▸ **Work required**: The word "furnished" occurs in some of the lines below; copy each of those lines.

*** Data shown ***

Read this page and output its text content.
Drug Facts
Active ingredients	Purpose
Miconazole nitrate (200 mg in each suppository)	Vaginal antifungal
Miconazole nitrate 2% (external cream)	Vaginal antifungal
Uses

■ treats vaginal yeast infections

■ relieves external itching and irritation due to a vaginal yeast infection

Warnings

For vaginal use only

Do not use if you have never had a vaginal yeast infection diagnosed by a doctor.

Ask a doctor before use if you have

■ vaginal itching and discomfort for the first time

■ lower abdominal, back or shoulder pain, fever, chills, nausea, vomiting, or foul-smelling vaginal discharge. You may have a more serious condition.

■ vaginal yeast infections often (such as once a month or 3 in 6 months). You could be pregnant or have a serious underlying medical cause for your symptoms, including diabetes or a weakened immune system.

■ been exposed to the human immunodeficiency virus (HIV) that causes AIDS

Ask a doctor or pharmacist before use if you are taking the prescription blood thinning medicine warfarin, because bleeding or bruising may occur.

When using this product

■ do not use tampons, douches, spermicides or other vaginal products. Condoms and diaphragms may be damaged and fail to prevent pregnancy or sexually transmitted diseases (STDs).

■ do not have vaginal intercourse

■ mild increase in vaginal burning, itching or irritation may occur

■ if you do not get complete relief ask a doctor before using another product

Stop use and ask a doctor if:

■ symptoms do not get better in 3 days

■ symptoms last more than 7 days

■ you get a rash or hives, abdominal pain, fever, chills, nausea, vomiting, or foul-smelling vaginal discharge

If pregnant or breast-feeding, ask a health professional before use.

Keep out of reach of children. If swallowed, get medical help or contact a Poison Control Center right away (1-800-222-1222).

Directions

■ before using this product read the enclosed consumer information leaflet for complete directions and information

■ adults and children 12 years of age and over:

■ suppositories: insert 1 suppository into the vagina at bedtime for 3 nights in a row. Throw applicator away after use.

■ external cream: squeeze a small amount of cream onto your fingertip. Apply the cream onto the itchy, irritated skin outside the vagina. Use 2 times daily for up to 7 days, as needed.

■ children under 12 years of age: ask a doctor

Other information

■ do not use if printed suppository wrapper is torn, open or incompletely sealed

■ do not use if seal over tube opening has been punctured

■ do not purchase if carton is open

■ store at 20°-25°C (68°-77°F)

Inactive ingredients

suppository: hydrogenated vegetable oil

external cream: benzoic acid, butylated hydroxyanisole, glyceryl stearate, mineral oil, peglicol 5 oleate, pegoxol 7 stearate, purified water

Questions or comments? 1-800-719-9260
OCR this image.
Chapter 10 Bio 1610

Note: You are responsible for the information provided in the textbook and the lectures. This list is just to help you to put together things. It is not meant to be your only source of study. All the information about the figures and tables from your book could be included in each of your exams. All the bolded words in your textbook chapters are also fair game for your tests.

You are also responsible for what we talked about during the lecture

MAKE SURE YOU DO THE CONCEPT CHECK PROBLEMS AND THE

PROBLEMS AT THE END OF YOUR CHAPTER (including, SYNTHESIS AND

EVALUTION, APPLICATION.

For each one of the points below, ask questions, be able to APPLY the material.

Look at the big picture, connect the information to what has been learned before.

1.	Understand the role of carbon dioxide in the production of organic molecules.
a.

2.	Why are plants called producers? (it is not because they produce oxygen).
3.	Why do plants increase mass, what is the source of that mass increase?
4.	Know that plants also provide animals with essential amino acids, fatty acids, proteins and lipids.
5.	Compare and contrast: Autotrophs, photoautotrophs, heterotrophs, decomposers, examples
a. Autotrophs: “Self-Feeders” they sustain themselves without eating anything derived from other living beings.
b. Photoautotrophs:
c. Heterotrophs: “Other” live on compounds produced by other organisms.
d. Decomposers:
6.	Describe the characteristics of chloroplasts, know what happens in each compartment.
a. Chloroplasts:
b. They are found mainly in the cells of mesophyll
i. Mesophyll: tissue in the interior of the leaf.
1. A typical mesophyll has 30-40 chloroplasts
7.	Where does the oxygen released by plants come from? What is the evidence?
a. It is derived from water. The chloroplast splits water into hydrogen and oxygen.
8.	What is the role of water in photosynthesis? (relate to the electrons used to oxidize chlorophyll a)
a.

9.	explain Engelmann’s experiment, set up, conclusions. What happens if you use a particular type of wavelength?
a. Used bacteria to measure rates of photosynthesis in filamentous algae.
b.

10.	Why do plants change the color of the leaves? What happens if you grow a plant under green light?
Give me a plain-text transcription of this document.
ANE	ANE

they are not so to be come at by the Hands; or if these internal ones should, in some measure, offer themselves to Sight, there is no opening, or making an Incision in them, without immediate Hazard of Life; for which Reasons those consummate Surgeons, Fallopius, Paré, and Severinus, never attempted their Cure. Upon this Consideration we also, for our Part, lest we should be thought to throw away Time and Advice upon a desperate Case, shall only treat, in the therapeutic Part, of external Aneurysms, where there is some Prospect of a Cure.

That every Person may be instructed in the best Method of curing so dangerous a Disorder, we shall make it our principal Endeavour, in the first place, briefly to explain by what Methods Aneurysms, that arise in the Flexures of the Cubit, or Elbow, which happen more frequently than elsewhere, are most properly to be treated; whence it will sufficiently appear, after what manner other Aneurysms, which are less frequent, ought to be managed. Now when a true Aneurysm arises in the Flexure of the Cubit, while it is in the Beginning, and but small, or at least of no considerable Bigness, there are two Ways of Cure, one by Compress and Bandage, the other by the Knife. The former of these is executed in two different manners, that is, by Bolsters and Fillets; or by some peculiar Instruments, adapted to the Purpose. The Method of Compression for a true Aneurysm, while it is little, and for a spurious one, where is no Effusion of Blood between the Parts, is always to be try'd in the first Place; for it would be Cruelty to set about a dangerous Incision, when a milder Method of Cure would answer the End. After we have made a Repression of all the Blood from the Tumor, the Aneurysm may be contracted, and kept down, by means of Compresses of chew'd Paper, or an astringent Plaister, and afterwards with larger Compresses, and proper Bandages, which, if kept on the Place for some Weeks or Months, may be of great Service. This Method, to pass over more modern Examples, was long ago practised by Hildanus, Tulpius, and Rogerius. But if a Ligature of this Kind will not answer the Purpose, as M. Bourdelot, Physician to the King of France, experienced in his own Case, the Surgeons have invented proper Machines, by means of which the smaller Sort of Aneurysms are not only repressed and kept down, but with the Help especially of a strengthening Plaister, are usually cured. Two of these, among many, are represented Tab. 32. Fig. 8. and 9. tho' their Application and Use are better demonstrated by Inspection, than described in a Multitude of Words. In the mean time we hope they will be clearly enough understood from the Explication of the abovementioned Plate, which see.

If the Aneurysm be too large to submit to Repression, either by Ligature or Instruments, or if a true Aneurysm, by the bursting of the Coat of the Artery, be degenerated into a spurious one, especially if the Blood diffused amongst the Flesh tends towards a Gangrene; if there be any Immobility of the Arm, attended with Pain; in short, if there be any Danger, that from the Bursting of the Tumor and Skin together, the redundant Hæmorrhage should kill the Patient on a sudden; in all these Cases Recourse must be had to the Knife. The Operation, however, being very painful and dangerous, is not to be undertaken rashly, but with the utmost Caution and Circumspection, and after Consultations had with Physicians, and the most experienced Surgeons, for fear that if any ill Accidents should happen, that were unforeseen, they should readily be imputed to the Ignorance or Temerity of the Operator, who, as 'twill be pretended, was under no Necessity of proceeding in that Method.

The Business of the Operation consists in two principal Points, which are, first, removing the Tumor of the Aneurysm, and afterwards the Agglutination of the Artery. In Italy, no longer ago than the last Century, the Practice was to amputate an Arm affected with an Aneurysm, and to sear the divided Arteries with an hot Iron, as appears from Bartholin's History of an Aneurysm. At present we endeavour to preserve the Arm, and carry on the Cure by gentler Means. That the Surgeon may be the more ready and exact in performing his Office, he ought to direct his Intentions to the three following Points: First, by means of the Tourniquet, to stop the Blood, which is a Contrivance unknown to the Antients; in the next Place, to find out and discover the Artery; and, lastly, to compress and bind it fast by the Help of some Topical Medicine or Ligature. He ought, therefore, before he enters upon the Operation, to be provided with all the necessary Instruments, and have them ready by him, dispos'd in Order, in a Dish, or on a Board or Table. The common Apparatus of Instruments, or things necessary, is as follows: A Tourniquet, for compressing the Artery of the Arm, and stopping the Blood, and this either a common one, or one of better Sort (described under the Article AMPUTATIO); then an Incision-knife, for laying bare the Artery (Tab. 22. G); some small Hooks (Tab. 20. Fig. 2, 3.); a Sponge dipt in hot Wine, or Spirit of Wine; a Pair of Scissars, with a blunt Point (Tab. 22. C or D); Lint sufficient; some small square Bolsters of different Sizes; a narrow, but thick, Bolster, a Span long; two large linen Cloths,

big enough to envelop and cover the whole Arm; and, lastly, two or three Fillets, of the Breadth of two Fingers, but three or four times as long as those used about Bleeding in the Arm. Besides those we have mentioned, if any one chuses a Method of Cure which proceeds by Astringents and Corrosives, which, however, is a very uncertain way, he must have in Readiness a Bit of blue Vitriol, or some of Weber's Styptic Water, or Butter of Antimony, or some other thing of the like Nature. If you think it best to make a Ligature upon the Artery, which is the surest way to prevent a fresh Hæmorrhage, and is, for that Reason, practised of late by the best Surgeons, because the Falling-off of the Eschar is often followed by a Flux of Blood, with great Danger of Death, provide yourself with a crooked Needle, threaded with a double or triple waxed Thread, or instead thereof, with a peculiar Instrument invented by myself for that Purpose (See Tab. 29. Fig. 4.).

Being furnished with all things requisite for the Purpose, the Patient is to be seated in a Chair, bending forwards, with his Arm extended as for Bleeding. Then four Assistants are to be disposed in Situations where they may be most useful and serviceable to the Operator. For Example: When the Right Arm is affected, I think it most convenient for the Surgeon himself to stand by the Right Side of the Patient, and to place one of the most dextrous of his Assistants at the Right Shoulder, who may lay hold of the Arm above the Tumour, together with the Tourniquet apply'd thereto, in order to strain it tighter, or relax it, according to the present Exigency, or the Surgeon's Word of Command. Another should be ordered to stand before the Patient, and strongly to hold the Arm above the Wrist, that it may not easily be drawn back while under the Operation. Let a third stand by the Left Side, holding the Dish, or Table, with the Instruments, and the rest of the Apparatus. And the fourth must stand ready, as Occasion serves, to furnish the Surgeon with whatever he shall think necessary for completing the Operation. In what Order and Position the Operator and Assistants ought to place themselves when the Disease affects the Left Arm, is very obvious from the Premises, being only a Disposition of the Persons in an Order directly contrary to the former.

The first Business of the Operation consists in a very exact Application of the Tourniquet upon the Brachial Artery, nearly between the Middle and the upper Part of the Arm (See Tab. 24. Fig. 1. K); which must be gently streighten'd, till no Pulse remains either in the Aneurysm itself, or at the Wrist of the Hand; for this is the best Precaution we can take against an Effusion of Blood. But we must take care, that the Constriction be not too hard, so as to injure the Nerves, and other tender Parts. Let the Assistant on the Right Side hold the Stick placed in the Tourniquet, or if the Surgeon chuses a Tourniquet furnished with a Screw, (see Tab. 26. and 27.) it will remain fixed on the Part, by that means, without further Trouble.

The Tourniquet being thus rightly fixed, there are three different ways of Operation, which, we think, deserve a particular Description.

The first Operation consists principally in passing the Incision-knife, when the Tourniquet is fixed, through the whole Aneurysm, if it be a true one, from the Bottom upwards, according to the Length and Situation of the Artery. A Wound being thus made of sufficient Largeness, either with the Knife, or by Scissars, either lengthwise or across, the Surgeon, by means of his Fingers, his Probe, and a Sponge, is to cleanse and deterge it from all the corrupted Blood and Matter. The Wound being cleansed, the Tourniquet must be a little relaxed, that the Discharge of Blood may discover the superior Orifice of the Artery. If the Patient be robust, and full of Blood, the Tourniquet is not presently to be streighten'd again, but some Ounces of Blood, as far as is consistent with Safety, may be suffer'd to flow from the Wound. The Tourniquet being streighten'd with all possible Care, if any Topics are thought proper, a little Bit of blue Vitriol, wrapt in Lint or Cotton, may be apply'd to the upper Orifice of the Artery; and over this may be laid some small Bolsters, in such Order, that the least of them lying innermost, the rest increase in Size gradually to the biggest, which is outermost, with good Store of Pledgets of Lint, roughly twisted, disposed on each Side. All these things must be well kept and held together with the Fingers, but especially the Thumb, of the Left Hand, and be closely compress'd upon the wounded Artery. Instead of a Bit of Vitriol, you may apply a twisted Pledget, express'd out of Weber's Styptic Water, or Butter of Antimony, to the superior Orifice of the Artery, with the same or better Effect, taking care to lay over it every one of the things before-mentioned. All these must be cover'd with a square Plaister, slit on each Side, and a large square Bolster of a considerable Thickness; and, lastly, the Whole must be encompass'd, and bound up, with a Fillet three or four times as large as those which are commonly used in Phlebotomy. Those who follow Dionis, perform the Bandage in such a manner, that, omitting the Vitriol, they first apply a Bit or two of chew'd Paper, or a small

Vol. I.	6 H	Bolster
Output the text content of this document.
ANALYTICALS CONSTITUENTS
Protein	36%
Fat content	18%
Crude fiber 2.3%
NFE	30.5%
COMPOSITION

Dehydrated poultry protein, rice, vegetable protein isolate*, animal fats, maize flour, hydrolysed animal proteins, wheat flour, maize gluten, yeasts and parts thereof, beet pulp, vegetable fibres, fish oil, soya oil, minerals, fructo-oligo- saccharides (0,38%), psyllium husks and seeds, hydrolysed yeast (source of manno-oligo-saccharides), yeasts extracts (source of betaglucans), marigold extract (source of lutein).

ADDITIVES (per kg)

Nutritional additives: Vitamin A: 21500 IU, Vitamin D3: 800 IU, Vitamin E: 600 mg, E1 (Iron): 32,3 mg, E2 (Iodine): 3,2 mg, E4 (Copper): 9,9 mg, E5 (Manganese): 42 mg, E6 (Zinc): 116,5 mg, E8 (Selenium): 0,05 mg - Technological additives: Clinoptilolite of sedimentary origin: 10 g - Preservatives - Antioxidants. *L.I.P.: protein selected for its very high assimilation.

*** End of Data shown ***

▸ **Response for this exercise**:
Being furnished with all things requisite for the Purpose, the Patient is to be seated in a Chair, bending forwards, with his Arm extended as for Bleeding. Then four Assistants are to be disposed in Situations where they may be most useful and serviceable to the Operator. For Example: When the Right Arm is affected, I think it most convenient for the Surgeon himself to stand by the Right Side of the Patient, and to place one of the most dextrous of his Assistants at the Right Shoulder, who may lay hold of the Arm above the Tumour, together with the Tourniquet apply'd thereto, in order to strain it tighter, or relax it, according to the present Exigency, or the Surgeon's Word of Command. Another should be ordered to stand before the Patient, and strongly to hold the Arm above the Wrist, that it may not easily be drawn back while under the Operation. Let a third stand by the Left Side, holding the Dish, or Table, with the Instruments, and the rest of the Apparatus. And the fourth must stand ready, as Occasion serves, to furnish the Surgeon with whatever he shall think necessary for completing the Operation. In what Order and Position the Operator and Assistants ought to place themselves when the Disease affects the Left Arm, is very obvious from the Premises, being only a Disposition of the Persons in an Order directly contrary to the former.
The first Business of the Operation consists in a very exact Application of the Tourniquet upon the Brachial Artery, nearly between the Middle and the upper Part of the Arm (See Tab. 24. Fig. 1. K); which must be gently streighten'd, till no Pulse remains either in the Aneurysm itself, or at the Wrist of the Hand; for this is the best Precaution we can take against an Effusion of Blood. But we must take care, that the Constriction be not too hard, so as to injure the Nerves, and other tender Parts. Let the Assistant on the Right Side hold the Stick placed in the Tourniquet, or if the Surgeon chuses a Tourniquet furnished with a Screw, (see Tab. 26. and 27.) it will remain fixed on the Part, by that means, without further Trouble.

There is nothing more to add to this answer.